-- DATA LISTING start --
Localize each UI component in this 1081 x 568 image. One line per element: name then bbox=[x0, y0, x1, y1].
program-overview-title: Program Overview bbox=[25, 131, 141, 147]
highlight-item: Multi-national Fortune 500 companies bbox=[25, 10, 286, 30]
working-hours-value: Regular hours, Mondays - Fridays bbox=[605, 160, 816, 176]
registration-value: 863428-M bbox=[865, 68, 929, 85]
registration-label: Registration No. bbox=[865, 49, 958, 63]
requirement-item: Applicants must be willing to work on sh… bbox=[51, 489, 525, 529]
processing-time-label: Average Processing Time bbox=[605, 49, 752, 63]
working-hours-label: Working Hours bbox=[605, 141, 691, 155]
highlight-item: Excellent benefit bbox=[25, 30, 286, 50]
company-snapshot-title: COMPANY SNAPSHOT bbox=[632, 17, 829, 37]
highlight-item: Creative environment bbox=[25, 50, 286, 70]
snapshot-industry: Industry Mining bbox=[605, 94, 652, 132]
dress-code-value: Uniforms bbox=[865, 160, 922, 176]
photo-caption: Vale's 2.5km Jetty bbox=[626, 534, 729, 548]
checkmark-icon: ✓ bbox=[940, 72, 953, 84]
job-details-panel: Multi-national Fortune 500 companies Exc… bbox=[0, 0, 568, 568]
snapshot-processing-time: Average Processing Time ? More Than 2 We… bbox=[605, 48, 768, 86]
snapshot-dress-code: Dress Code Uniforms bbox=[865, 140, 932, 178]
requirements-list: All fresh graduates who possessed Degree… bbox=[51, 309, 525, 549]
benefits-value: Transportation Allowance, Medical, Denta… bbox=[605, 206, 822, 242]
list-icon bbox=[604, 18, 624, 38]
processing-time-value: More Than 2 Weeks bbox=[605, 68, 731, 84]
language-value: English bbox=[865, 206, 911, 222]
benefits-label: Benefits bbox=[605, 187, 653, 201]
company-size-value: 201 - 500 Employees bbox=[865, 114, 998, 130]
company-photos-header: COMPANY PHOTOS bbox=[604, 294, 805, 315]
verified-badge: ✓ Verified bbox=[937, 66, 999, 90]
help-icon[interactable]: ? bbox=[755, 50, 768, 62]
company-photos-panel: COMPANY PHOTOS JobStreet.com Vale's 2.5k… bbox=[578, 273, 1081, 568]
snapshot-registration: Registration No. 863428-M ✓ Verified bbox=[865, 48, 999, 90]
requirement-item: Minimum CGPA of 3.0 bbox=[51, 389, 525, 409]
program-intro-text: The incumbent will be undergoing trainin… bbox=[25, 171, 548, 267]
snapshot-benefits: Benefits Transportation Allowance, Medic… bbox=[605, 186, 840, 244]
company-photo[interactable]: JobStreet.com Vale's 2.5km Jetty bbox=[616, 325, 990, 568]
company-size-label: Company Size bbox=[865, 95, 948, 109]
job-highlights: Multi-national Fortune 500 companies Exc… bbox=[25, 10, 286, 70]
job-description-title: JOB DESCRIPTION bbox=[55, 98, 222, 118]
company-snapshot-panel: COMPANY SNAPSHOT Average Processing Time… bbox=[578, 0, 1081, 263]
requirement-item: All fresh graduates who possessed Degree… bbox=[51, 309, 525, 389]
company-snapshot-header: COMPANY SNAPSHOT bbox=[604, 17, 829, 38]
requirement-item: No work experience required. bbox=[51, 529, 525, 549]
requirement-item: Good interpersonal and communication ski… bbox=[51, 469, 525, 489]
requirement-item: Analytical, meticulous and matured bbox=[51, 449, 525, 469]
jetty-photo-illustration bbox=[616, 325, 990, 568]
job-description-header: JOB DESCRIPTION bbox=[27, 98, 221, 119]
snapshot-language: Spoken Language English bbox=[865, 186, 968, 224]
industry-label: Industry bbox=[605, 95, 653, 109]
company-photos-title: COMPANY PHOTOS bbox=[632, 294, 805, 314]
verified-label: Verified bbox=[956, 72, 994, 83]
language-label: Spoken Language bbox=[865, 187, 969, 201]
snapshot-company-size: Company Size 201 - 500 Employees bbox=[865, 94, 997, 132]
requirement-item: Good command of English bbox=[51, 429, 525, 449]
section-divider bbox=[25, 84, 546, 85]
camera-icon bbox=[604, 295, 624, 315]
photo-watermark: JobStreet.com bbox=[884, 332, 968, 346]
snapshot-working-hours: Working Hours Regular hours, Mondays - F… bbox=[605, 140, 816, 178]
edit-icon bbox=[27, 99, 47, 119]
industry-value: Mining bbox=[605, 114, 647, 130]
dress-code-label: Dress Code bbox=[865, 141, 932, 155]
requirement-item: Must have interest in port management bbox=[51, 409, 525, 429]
-- DATA LISTING end --
YOUR OBJECTIVE ▸
Recast these records as a JSON list of strings, one string per line, with blank lines omitted.

SOLUTION TO THIS PROBLEM ▸
[
  "Localize each UI component in this 1081 x 568 image. One line per element: name then bbox=[x0, y0, x1, y1].",
  "program-overview-title: Program Overview bbox=[25, 131, 141, 147]",
  "highlight-item: Multi-national Fortune 500 companies bbox=[25, 10, 286, 30]",
  "working-hours-value: Regular hours, Mondays - Fridays bbox=[605, 160, 816, 176]",
  "registration-value: 863428-M bbox=[865, 68, 929, 85]",
  "registration-label: Registration No. bbox=[865, 49, 958, 63]",
  "requirement-item: Applicants must be willing to work on sh… bbox=[51, 489, 525, 529]",
  "processing-time-label: Average Processing Time bbox=[605, 49, 752, 63]",
  "working-hours-label: Working Hours bbox=[605, 141, 691, 155]",
  "highlight-item: Excellent benefit bbox=[25, 30, 286, 50]",
  "company-snapshot-title: COMPANY SNAPSHOT bbox=[632, 17, 829, 37]",
  "highlight-item: Creative environment bbox=[25, 50, 286, 70]",
  "snapshot-industry: Industry Mining bbox=[605, 94, 652, 132]",
  "dress-code-value: Uniforms bbox=[865, 160, 922, 176]",
  "photo-caption: Vale's 2.5km Jetty bbox=[626, 534, 729, 548]",
  "checkmark-icon: ✓ bbox=[940, 72, 953, 84]",
  "job-details-panel: Multi-national Fortune 500 companies Exc… bbox=[0, 0, 568, 568]",
  "snapshot-processing-time: Average Processing Time ? More Than 2 We… bbox=[605, 48, 768, 86]",
  "snapshot-dress-code: Dress Code Uniforms bbox=[865, 140, 932, 178]",
  "requirements-list: All fresh graduates who possessed Degree… bbox=[51, 309, 525, 549]",
  "benefits-value: Transportation Allowance, Medical, Denta… bbox=[605, 206, 822, 242]",
  "list-icon bbox=[604, 18, 624, 38]",
  "processing-time-value: More Than 2 Weeks bbox=[605, 68, 731, 84]",
  "language-value: English bbox=[865, 206, 911, 222]",
  "benefits-label: Benefits bbox=[605, 187, 653, 201]",
  "company-size-value: 201 - 500 Employees bbox=[865, 114, 998, 130]",
  "company-photos-header: COMPANY PHOTOS bbox=[604, 294, 805, 315]",
  "verified-badge: ✓ Verified bbox=[937, 66, 999, 90]",
  "help-icon[interactable]: ? bbox=[755, 50, 768, 62]",
  "company-photos-panel: COMPANY PHOTOS JobStreet.com Vale's 2.5k… bbox=[578, 273, 1081, 568]",
  "snapshot-registration: Registration No. 863428-M ✓ Verified bbox=[865, 48, 999, 90]",
  "requirement-item: Minimum CGPA of 3.0 bbox=[51, 389, 525, 409]",
  "program-intro-text: The incumbent will be undergoing trainin… bbox=[25, 171, 548, 267]",
  "snapshot-benefits: Benefits Transportation Allowance, Medic… bbox=[605, 186, 840, 244]",
  "company-photo[interactable]: JobStreet.com Vale's 2.5km Jetty bbox=[616, 325, 990, 568]",
  "company-size-label: Company Size bbox=[865, 95, 948, 109]",
  "job-highlights: Multi-national Fortune 500 companies Exc… bbox=[25, 10, 286, 70]",
  "job-description-title: JOB DESCRIPTION bbox=[55, 98, 222, 118]",
  "company-snapshot-panel: COMPANY SNAPSHOT Average Processing Time… bbox=[578, 0, 1081, 263]",
  "requirement-item: All fresh graduates who possessed Degree… bbox=[51, 309, 525, 389]",
  "company-snapshot-header: COMPANY SNAPSHOT bbox=[604, 17, 829, 38]",
  "requirement-item: No work experience required. bbox=[51, 529, 525, 549]",
  "requirement-item: Good interpersonal and communication ski… bbox=[51, 469, 525, 489]",
  "requirement-item: Analytical, meticulous and matured bbox=[51, 449, 525, 469]",
  "jetty-photo-illustration bbox=[616, 325, 990, 568]",
  "job-description-header: JOB DESCRIPTION bbox=[27, 98, 221, 119]",
  "snapshot-language: Spoken Language English bbox=[865, 186, 968, 224]",
  "industry-label: Industry bbox=[605, 95, 653, 109]",
  "company-photos-title: COMPANY PHOTOS bbox=[632, 294, 805, 314]",
  "verified-label: Verified bbox=[956, 72, 994, 83]",
  "language-label: Spoken Language bbox=[865, 187, 969, 201]",
  "snapshot-company-size: Company Size 201 - 500 Employees bbox=[865, 94, 997, 132]",
  "requirement-item: Good command of English bbox=[51, 429, 525, 449]",
  "section-divider bbox=[25, 84, 546, 85]",
  "camera-icon bbox=[604, 295, 624, 315]",
  "photo-watermark: JobStreet.com bbox=[884, 332, 968, 346]",
  "snapshot-working-hours: Working Hours Regular hours, Mondays - F… bbox=[605, 140, 816, 178]",
  "edit-icon bbox=[27, 99, 47, 119]",
  "industry-value: Mining bbox=[605, 114, 647, 130]",
  "dress-code-label: Dress Code bbox=[865, 141, 932, 155]",
  "requirement-item: Must have interest in port management bbox=[51, 409, 525, 429]"
]